* **Material to process**
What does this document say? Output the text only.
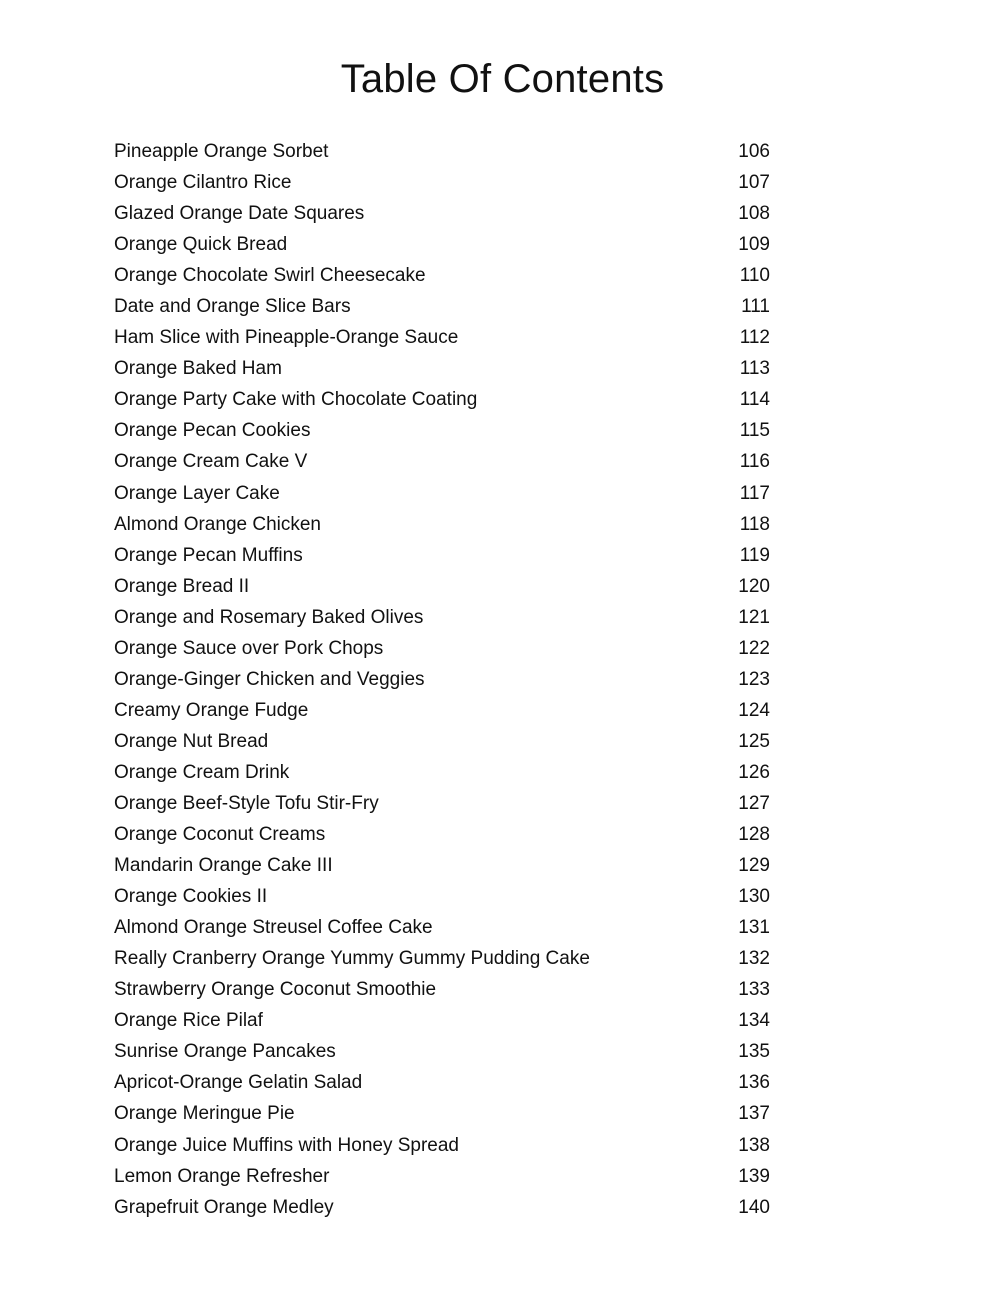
Table Of Contents
Pineapple Orange Sorbet	106
Orange Cilantro Rice	107
Glazed Orange Date Squares	108
Orange Quick Bread	109
Orange Chocolate Swirl Cheesecake	110
Date and Orange Slice Bars	111
Ham Slice with Pineapple-Orange Sauce	112
Orange Baked Ham	113
Orange Party Cake with Chocolate Coating	114
Orange Pecan Cookies	115
Orange Cream Cake V	116
Orange Layer Cake	117
Almond Orange Chicken	118
Orange Pecan Muffins	119
Orange Bread II	120
Orange and Rosemary Baked Olives	121
Orange Sauce over Pork Chops	122
Orange-Ginger Chicken and Veggies	123
Creamy Orange Fudge	124
Orange Nut Bread	125
Orange Cream Drink	126
Orange Beef-Style Tofu Stir-Fry	127
Orange Coconut Creams	128
Mandarin Orange Cake III	129
Orange Cookies II	130
Almond Orange Streusel Coffee Cake	131
Really Cranberry Orange Yummy Gummy Pudding Cake	132
Strawberry Orange Coconut Smoothie	133
Orange Rice Pilaf	134
Sunrise Orange Pancakes	135
Apricot-Orange Gelatin Salad	136
Orange Meringue Pie	137
Orange Juice Muffins with Honey Spread	138
Lemon Orange Refresher	139
Grapefruit Orange Medley	140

* **Exercise objective**
Reproduce all the records verbatim, excluding images.

* **Problem solution**
What does this document say? Output the text only.
Table Of Contents
Pineapple Orange Sorbet	106
Orange Cilantro Rice	107
Glazed Orange Date Squares	108
Orange Quick Bread	109
Orange Chocolate Swirl Cheesecake	110
Date and Orange Slice Bars	111
Ham Slice with Pineapple-Orange Sauce	112
Orange Baked Ham	113
Orange Party Cake with Chocolate Coating	114
Orange Pecan Cookies	115
Orange Cream Cake V	116
Orange Layer Cake	117
Almond Orange Chicken	118
Orange Pecan Muffins	119
Orange Bread II	120
Orange and Rosemary Baked Olives	121
Orange Sauce over Pork Chops	122
Orange-Ginger Chicken and Veggies	123
Creamy Orange Fudge	124
Orange Nut Bread	125
Orange Cream Drink	126
Orange Beef-Style Tofu Stir-Fry	127
Orange Coconut Creams	128
Mandarin Orange Cake III	129
Orange Cookies II	130
Almond Orange Streusel Coffee Cake	131
Really Cranberry Orange Yummy Gummy Pudding Cake	132
Strawberry Orange Coconut Smoothie	133
Orange Rice Pilaf	134
Sunrise Orange Pancakes	135
Apricot-Orange Gelatin Salad	136
Orange Meringue Pie	137
Orange Juice Muffins with Honey Spread	138
Lemon Orange Refresher	139
Grapefruit Orange Medley	140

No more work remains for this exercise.